● **Rows**
══════════

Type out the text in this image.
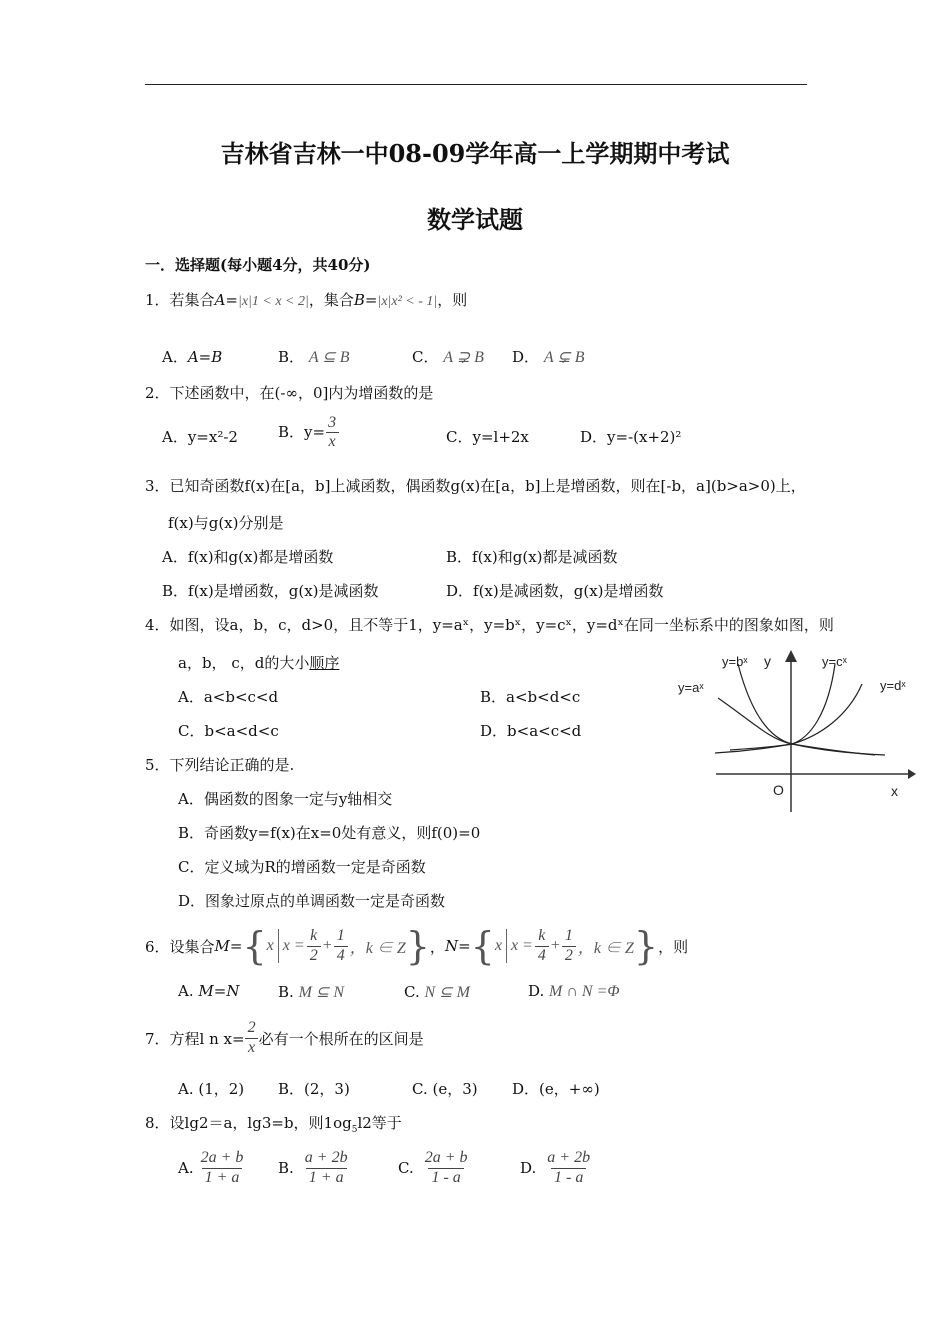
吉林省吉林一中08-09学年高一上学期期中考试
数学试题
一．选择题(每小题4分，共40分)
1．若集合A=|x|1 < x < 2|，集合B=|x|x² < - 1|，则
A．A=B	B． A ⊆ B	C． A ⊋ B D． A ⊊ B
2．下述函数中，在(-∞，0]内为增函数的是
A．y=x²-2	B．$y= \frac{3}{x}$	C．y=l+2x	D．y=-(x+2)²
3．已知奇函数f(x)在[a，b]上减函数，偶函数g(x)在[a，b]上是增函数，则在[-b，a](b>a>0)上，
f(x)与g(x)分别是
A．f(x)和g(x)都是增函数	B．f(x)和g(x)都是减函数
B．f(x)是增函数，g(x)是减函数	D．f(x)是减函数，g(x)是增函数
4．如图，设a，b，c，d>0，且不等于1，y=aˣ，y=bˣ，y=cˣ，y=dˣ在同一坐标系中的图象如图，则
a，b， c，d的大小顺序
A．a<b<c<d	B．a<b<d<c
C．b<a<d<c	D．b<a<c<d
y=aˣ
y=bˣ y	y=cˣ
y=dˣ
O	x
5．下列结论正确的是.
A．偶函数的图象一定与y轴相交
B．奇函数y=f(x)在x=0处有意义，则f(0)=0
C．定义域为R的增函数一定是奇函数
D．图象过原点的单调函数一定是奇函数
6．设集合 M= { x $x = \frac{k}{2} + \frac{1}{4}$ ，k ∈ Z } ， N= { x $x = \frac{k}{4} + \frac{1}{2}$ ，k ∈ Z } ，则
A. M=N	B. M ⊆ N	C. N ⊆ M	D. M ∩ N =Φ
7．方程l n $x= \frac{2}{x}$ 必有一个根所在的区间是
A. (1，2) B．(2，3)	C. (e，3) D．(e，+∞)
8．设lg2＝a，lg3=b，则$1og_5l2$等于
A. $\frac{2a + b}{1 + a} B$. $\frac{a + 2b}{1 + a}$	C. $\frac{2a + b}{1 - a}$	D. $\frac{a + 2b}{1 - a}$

══════════

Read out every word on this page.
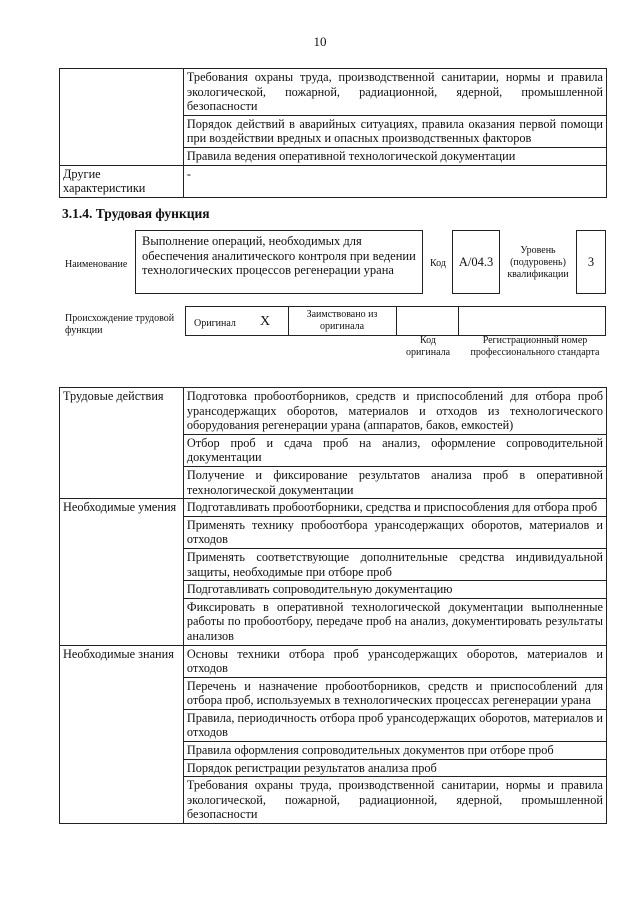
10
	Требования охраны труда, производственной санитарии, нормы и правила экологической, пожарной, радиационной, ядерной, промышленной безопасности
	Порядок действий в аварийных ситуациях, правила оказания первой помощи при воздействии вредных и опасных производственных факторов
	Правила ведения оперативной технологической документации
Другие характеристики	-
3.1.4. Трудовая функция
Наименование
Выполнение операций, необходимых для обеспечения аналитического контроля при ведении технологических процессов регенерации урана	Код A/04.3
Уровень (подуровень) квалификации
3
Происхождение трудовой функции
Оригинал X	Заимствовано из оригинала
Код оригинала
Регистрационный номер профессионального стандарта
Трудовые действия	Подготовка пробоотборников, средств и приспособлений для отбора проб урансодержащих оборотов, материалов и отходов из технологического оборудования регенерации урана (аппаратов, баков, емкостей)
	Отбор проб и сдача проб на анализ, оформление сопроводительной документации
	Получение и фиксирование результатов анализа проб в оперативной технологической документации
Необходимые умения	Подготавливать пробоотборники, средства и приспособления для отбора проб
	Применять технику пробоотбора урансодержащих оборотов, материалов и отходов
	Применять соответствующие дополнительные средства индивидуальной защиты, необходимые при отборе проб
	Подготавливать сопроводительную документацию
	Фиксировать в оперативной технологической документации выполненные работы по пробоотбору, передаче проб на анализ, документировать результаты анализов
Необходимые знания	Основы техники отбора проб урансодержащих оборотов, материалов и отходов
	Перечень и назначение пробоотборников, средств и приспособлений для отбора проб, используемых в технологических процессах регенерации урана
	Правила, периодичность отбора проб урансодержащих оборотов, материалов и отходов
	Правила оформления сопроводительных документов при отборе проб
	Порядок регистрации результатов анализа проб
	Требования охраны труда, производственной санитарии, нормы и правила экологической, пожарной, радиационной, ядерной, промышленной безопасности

══════════

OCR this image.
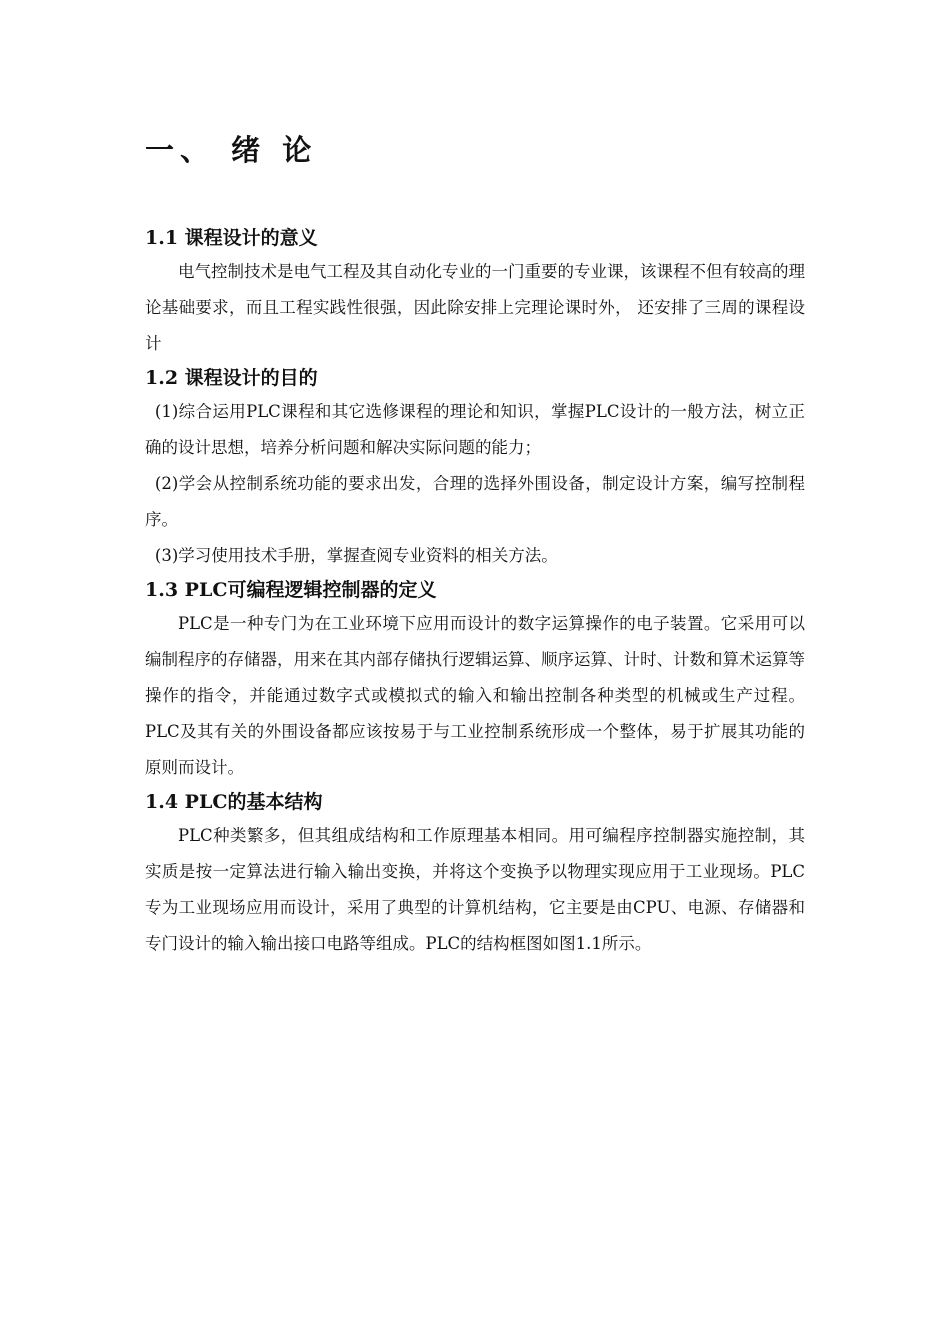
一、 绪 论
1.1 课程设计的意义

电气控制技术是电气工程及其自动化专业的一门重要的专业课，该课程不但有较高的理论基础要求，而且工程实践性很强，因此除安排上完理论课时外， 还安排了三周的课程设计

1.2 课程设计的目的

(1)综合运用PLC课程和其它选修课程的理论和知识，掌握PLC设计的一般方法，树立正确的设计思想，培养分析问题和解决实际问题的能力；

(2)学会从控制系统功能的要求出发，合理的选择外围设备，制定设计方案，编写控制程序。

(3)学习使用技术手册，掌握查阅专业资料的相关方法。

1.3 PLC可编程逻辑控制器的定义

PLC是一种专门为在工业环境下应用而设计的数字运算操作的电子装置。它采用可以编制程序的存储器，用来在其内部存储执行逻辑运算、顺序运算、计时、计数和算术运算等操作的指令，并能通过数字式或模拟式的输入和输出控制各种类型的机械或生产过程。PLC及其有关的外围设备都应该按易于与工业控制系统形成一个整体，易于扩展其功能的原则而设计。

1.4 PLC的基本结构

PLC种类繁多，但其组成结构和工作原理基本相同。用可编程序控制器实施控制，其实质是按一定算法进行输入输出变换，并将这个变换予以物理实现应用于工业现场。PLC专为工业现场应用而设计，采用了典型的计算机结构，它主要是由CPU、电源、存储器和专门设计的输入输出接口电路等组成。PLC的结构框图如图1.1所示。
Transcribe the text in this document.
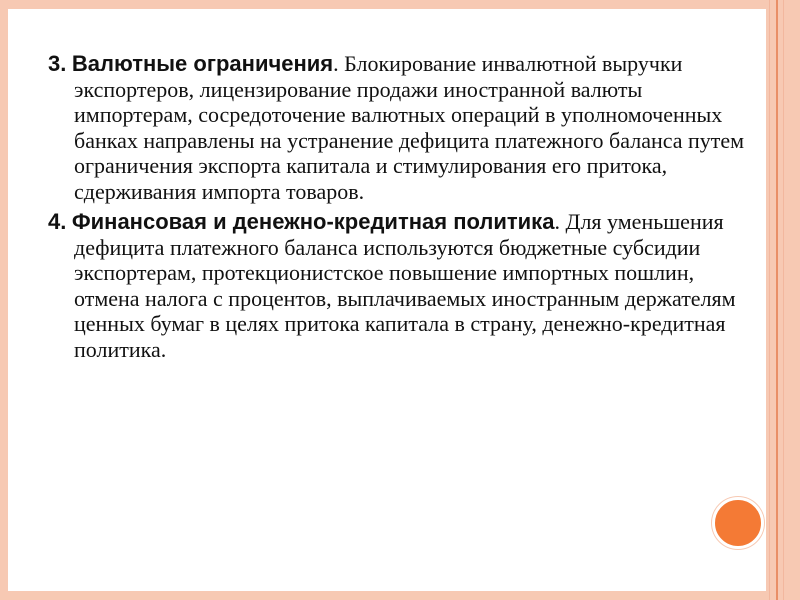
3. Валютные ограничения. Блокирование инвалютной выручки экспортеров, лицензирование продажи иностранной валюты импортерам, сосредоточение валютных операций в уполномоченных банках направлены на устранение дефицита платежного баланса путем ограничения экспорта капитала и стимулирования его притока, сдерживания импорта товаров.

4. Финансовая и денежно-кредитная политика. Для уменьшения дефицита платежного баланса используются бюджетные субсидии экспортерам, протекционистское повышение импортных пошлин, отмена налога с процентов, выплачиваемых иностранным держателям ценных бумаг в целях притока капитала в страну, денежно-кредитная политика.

══════════

Reply with one number only, the count of lines above that hold the string "Порядок".

2